* _Aim_
Continue the article below about Athletic Bilbao's One-Club Man Award, picking up after its last sentence.

* _Page_
-- BEGIN --
Despite this, Athletic hauled a delighted if slightly confused Matt Le Tissier out to the center circle at halftime of the Basque Derby—an excellent and suitably fraught match, by the way—to present him with the completely made-up One-Club Man Award. This bears emphasizing: Athletic Bilbao invented a trophy to give to a foreign player who played for a foreign club, simply because he played for that club his entire career. The press release is similarly batshit: "What we value most are your (Le Tissier's) values and principles, your loyalty to the same club during your entire career. We see ourselves very much reflected in this value and in these principles. For this reason, it is a true honor for us to give you our first One-Club Man Award. This way, you will always be part of our history."

To grasp the weird beauty of this odd act of canonization, it's important to understand that Athletic are founded on a somewhat batshit principle: that is, to rep Basqueness to the fullest. They adhere to an ideological purity—this is a club that has to straight up reckon with themselves whenever they sign a player from the maybe-not-quite-Basque city of Pamplona, or an ethnically Basque Frenchman—that should cut them off at the knees and leave them toiling in the minor leagues of Spain's soccer hierarchy. But they overcome this self-handcuffing; and they thrive. They do so by the grace of Basque players who find a literal and spiritual home in Bilbao, but also with the help of some Athletic lifers. Every gifted player who moves through Athletic Bilbao's youth academy—a journey which, wonderfully, usually involves a loan spell at the strip-clubbishly named affiliate Baskonia—is, the club hopes, going to stay for a long time. Talented Basque players are a finite resource, and Athletic will only ever have so many bodies to work with.
-- END --
* _Dataset records_
-- BEGIN --
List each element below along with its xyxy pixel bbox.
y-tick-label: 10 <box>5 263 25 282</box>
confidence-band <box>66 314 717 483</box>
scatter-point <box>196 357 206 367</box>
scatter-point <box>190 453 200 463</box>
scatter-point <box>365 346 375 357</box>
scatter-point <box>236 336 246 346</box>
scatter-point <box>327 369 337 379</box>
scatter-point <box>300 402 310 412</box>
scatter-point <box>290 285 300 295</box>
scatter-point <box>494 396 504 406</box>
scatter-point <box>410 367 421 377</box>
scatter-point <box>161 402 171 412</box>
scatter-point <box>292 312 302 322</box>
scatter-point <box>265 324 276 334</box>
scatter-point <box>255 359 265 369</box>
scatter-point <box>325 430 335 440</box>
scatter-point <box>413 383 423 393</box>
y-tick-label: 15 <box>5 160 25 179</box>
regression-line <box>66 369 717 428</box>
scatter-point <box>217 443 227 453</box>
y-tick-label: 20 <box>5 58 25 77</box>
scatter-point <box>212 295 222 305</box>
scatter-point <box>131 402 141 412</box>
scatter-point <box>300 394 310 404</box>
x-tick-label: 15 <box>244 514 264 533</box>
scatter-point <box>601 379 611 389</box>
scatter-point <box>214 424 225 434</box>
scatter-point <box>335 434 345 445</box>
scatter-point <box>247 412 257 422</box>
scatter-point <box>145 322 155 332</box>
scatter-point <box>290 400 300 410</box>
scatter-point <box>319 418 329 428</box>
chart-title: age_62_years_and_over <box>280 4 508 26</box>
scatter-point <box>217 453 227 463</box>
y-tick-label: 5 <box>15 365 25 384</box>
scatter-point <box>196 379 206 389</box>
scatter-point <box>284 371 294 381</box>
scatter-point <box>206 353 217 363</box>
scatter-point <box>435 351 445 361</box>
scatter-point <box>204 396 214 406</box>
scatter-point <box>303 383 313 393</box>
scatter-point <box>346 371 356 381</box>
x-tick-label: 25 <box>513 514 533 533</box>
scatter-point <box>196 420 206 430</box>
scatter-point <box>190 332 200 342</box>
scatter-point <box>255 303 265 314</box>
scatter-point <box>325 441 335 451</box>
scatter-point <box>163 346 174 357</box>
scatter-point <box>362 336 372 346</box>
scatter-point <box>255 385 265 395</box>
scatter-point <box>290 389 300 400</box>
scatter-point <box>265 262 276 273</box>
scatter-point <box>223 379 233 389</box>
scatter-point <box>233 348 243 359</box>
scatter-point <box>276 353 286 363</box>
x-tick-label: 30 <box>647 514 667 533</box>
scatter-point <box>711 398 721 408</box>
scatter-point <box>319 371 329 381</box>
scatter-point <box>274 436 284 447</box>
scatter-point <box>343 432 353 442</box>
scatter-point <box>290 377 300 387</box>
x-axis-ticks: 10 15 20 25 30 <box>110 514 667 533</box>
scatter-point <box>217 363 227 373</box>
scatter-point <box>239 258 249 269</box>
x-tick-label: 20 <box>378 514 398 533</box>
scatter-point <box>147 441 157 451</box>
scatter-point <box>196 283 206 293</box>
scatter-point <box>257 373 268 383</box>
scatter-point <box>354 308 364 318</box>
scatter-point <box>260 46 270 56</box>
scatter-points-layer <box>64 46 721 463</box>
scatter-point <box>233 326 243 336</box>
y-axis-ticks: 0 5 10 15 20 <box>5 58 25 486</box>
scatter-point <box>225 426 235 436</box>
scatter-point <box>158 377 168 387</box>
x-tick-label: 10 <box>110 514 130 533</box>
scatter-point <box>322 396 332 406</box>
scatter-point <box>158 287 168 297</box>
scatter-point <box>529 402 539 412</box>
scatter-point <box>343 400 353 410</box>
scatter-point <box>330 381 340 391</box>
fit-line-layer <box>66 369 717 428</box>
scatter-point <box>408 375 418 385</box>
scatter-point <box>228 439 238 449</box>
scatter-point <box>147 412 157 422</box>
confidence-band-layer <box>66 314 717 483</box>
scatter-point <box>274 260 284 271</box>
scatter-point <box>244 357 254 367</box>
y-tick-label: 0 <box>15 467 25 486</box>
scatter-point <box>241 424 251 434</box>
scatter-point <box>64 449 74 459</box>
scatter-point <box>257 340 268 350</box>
-- END --
* _Exercise answer_
So, as there is a special place in Athletic annals for players who have grown up in the club and stayed throughout their careers, it would follow that there might be an affection at Athletic for Matt Le Tissier, solely for what he represents. Loyalty is the lifeblood of Athletic Bilbao, and if Le Tissier has had little to do with the club before they decided to make up an award for him, players almost exactly like him have. It was a truly Athleticesque act to honor a person who represents the ideal that sustains their whole operation. In a lot of respects, their award ceremony made sense. In others, it didn't. It was, all of it, perfectly characteristic of Spain's most strangely successful club.